▸ **RECORDS PROVIDED**:
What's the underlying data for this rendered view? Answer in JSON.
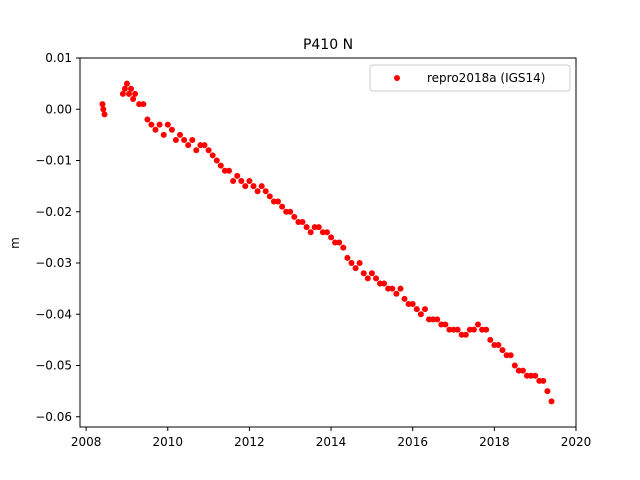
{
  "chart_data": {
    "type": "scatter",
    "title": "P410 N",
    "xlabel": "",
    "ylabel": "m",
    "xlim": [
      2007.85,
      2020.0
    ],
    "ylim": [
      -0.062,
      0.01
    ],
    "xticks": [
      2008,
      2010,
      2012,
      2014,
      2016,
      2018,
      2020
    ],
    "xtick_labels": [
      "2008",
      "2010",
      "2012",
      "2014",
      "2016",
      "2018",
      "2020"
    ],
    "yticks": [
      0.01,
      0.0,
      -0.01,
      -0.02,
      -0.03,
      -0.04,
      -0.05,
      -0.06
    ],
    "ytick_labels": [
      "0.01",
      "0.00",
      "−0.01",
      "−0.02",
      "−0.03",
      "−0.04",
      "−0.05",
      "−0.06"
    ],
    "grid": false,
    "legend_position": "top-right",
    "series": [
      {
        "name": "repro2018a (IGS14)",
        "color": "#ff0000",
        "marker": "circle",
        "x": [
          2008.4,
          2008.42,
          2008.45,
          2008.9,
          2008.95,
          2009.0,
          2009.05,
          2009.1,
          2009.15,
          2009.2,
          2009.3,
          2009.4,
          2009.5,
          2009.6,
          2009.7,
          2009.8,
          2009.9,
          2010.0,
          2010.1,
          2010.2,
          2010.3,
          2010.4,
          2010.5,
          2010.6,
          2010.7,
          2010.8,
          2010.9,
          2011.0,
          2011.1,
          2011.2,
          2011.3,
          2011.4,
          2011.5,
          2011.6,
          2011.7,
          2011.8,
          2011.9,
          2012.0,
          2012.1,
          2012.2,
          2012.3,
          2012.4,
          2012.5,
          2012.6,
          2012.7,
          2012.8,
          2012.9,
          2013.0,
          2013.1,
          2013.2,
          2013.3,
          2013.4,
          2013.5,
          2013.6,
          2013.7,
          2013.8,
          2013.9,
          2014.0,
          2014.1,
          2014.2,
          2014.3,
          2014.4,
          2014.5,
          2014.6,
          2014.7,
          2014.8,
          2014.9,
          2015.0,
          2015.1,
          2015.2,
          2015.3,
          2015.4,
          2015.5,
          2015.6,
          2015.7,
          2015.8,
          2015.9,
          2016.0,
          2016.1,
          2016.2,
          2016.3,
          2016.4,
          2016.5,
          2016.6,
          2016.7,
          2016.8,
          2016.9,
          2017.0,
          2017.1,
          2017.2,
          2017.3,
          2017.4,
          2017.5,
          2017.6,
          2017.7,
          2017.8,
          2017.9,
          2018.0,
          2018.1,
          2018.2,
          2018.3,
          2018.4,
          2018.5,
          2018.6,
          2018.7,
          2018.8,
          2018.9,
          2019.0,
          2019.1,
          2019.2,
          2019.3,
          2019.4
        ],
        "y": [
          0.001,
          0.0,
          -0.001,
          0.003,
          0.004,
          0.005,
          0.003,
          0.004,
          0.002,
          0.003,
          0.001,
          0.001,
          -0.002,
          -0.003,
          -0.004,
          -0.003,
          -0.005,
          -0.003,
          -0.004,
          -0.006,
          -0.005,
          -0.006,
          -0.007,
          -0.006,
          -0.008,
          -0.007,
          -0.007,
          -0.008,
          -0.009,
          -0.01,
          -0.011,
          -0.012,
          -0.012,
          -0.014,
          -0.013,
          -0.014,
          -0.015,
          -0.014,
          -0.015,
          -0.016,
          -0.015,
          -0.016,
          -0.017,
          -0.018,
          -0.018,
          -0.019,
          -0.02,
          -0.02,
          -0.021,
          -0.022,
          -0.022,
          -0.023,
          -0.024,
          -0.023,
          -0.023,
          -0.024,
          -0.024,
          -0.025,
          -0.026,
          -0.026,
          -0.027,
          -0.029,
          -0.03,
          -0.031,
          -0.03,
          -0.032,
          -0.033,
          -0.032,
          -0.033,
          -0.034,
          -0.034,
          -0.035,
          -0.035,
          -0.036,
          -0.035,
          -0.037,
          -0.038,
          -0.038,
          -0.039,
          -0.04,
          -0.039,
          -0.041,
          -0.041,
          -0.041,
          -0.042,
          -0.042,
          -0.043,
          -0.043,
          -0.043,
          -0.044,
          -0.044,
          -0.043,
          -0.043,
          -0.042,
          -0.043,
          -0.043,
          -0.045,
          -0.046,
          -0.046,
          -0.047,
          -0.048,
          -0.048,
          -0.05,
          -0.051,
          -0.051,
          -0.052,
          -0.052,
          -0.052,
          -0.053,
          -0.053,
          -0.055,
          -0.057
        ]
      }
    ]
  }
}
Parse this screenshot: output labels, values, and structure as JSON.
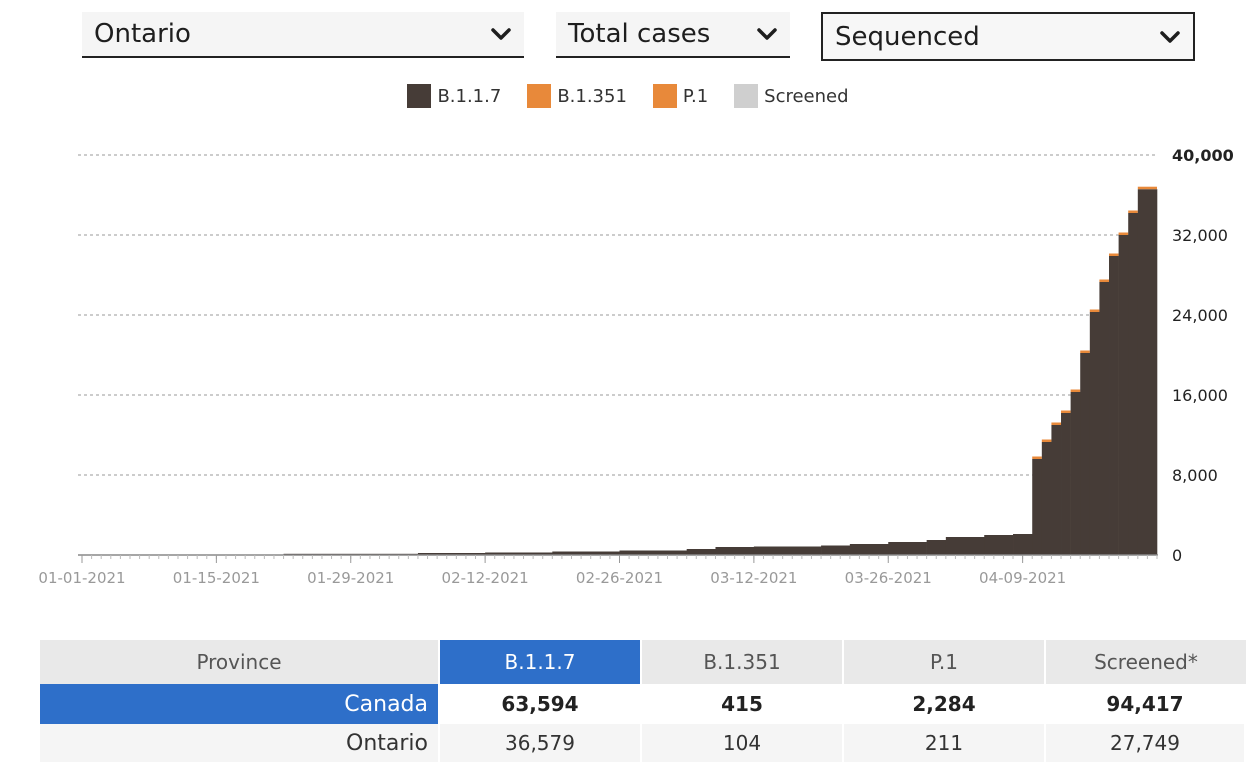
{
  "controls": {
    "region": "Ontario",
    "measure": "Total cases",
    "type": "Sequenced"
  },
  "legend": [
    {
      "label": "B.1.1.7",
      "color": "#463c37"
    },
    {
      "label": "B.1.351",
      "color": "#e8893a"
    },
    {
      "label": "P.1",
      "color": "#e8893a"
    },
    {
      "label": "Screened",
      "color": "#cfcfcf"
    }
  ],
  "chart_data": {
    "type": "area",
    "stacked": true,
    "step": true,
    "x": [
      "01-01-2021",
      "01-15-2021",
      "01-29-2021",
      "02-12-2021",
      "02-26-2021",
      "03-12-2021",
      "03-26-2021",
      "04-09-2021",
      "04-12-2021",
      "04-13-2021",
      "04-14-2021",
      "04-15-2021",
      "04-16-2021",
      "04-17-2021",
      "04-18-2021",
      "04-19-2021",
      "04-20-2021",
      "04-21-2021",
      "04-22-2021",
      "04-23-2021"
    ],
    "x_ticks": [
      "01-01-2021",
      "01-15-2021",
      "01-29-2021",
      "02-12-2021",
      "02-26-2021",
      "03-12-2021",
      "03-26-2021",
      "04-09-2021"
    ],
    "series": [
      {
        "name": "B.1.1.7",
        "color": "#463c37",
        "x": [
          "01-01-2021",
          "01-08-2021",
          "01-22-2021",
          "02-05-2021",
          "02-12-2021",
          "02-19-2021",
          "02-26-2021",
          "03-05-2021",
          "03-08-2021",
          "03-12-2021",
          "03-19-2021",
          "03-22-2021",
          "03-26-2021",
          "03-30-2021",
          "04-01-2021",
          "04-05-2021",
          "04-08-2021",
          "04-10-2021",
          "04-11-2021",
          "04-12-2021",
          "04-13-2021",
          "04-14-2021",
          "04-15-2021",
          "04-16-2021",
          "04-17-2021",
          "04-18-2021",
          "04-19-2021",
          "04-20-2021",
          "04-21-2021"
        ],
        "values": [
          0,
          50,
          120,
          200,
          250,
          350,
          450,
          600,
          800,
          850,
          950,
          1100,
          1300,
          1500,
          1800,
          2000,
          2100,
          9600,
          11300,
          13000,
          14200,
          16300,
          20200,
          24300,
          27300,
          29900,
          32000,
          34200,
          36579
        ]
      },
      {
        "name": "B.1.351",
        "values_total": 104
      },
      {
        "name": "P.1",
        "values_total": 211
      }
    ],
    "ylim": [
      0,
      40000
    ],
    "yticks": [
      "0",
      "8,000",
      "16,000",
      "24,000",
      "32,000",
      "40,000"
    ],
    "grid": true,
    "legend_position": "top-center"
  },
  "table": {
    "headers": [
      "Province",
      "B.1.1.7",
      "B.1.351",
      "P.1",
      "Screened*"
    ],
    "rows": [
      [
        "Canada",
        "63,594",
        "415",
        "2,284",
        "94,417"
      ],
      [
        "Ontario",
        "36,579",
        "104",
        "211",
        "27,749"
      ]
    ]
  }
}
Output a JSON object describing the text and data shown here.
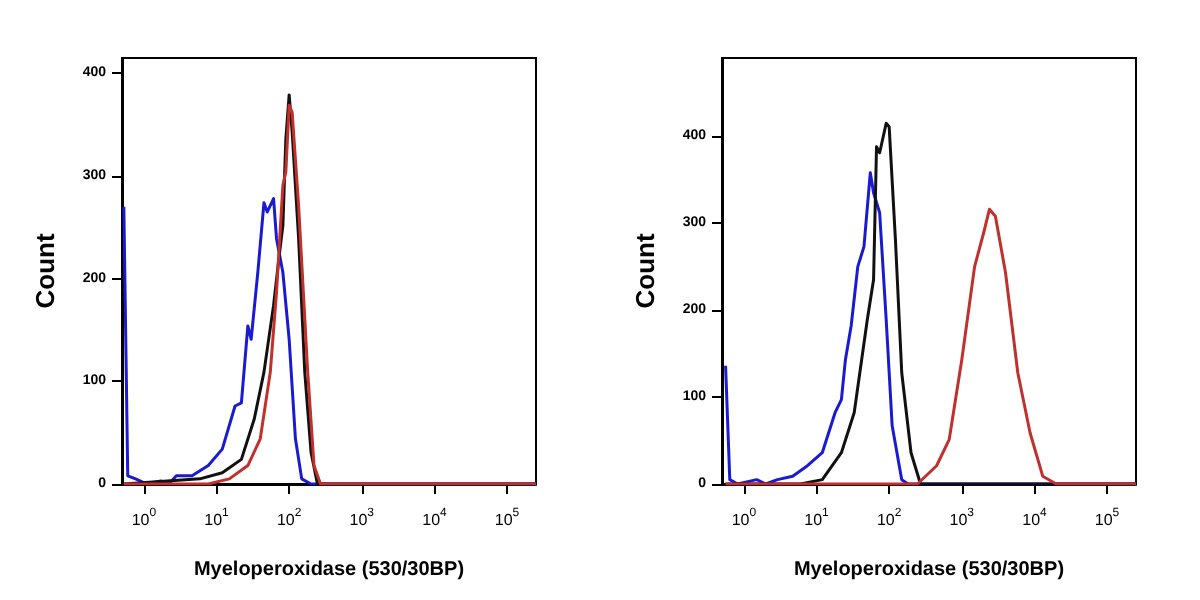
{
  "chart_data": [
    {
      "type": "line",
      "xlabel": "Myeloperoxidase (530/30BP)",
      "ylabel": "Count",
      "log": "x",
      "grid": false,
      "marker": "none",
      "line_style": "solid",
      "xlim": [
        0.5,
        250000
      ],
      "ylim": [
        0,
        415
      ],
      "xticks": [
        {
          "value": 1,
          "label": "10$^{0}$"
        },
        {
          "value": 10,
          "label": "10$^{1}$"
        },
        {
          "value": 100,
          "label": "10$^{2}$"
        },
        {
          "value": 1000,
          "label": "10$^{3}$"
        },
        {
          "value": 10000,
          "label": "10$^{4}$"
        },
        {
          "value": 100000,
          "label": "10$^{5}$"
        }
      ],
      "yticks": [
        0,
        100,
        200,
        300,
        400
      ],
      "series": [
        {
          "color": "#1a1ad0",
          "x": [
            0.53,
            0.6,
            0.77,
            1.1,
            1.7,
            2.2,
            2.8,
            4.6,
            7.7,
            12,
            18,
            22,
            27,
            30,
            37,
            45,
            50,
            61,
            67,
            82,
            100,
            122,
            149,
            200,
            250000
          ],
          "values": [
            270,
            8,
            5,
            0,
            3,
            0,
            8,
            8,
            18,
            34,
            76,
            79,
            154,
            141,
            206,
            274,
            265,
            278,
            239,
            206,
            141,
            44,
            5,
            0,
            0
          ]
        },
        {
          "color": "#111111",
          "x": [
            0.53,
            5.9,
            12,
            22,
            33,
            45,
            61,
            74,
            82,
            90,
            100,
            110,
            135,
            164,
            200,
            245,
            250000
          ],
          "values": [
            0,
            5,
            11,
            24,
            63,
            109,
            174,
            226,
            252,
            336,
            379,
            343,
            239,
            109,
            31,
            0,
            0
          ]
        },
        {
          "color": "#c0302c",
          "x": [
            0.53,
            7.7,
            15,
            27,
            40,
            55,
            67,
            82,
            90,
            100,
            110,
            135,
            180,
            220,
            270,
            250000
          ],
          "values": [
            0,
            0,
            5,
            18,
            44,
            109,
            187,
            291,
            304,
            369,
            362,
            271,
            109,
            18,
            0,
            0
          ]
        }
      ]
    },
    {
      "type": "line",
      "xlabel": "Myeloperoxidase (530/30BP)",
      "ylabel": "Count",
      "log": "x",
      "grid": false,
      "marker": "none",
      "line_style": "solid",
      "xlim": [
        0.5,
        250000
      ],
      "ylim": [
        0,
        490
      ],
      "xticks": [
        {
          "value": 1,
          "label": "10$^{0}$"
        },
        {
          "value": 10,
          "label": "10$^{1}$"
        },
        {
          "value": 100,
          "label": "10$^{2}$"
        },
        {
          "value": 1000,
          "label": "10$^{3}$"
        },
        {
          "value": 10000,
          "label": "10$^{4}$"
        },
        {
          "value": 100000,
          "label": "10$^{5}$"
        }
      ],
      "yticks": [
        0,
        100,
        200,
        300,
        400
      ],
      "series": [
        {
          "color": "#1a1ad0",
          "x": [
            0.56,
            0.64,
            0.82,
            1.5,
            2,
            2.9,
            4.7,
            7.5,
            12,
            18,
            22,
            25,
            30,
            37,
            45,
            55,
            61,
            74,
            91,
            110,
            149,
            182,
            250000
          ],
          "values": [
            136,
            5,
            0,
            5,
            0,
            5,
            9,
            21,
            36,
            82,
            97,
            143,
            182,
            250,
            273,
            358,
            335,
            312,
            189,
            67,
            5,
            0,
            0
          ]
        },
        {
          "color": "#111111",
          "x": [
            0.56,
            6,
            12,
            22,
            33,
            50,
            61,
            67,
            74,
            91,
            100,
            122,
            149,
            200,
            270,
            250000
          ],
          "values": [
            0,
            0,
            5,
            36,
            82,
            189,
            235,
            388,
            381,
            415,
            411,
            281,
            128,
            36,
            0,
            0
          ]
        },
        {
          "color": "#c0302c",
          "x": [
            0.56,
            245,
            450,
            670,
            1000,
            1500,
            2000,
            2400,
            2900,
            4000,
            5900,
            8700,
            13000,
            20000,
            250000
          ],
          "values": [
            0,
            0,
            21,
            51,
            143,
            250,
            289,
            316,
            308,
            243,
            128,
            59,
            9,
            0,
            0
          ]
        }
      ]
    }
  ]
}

▸ **WHAT IS ASKED**:
Find all the lines containing "name" in the material, then copy them.

▸ **SOLUTION**:
        "name": "repro2018a (IGS14)",
        "name": "B.1.1.7",
        "name": "B.1.351",
        "name": "P.1",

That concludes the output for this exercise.